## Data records

^^^^^^^^^^^^^^^^

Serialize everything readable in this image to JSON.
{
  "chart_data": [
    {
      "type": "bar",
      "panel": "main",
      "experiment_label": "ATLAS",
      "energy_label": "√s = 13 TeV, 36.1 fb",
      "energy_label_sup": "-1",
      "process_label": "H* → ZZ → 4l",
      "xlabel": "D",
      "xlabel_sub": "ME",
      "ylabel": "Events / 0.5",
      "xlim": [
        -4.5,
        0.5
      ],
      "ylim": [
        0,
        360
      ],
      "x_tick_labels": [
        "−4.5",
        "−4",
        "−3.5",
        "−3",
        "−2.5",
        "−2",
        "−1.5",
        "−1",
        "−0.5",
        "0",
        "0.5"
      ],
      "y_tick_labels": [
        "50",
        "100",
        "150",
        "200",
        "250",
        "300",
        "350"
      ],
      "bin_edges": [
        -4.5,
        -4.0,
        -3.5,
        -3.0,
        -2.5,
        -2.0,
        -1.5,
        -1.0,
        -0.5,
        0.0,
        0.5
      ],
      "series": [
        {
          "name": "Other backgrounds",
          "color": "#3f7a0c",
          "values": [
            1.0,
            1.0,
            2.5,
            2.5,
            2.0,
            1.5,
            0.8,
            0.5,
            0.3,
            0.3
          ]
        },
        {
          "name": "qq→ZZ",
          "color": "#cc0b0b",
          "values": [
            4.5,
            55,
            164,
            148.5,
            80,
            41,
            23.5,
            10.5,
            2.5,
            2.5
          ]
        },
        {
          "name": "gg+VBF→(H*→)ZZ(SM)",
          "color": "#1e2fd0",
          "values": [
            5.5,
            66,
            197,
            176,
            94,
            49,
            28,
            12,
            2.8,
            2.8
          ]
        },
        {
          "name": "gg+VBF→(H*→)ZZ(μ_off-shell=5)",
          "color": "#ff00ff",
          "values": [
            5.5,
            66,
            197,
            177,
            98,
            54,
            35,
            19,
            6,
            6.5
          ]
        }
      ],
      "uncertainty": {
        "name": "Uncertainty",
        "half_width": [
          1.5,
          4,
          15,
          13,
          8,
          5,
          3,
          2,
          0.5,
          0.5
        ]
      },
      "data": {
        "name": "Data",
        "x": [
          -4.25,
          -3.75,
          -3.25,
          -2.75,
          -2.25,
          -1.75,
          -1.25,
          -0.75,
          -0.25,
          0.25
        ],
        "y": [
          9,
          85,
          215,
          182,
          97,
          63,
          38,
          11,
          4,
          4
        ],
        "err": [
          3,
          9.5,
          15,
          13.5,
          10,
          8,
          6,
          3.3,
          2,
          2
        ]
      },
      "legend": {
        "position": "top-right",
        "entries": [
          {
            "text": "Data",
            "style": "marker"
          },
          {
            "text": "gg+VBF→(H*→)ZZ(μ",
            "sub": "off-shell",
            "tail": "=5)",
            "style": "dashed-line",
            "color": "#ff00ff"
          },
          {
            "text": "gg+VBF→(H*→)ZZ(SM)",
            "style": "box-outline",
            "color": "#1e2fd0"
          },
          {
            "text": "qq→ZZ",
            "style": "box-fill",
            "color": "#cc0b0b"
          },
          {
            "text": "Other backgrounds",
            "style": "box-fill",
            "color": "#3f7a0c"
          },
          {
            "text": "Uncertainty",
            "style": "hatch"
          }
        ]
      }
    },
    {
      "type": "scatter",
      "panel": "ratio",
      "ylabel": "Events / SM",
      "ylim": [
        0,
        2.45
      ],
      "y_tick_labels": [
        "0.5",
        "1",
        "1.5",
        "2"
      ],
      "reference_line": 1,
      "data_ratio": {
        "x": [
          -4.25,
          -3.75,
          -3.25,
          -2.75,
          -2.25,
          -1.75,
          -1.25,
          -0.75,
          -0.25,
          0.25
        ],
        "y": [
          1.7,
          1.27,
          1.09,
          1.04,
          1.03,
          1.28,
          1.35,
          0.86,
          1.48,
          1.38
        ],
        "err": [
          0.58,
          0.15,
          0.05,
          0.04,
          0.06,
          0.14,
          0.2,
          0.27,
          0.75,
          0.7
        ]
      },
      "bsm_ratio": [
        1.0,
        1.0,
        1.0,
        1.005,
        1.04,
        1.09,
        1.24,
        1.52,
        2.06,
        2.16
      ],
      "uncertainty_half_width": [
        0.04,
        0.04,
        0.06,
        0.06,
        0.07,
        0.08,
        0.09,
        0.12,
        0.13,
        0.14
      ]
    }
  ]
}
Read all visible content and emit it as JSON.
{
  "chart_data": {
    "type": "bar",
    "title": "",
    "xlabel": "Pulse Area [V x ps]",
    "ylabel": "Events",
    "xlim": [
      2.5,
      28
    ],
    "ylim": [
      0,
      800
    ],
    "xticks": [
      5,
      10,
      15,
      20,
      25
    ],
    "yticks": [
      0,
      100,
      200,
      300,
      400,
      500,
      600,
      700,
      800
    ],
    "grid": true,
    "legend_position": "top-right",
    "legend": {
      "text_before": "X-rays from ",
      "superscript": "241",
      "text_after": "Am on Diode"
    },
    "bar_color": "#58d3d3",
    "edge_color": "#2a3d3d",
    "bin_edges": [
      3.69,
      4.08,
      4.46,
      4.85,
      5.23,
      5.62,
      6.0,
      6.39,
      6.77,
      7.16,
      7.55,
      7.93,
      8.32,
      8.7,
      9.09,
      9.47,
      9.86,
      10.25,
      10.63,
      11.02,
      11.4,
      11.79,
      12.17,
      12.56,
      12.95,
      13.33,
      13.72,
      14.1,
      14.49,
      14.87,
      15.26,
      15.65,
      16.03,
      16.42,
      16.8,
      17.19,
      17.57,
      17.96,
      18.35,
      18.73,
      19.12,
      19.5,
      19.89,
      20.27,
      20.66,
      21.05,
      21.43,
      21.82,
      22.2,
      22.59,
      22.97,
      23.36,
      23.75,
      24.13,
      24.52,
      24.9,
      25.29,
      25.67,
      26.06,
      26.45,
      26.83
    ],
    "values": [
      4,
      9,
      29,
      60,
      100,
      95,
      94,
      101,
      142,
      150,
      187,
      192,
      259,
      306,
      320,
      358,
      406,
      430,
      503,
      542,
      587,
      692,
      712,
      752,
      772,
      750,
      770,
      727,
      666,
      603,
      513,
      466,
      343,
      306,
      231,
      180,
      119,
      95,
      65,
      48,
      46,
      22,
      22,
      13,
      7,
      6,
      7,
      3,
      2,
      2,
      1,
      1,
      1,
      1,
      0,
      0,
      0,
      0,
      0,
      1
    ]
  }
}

^^^^^^^^^^^^^^^^

Note each line of the entries that has "Events" in it, and copy those lines.

## The response
      "ylabel": "Events / 0.5",
      "ylabel": "Events / SM",
    "ylabel": "Events",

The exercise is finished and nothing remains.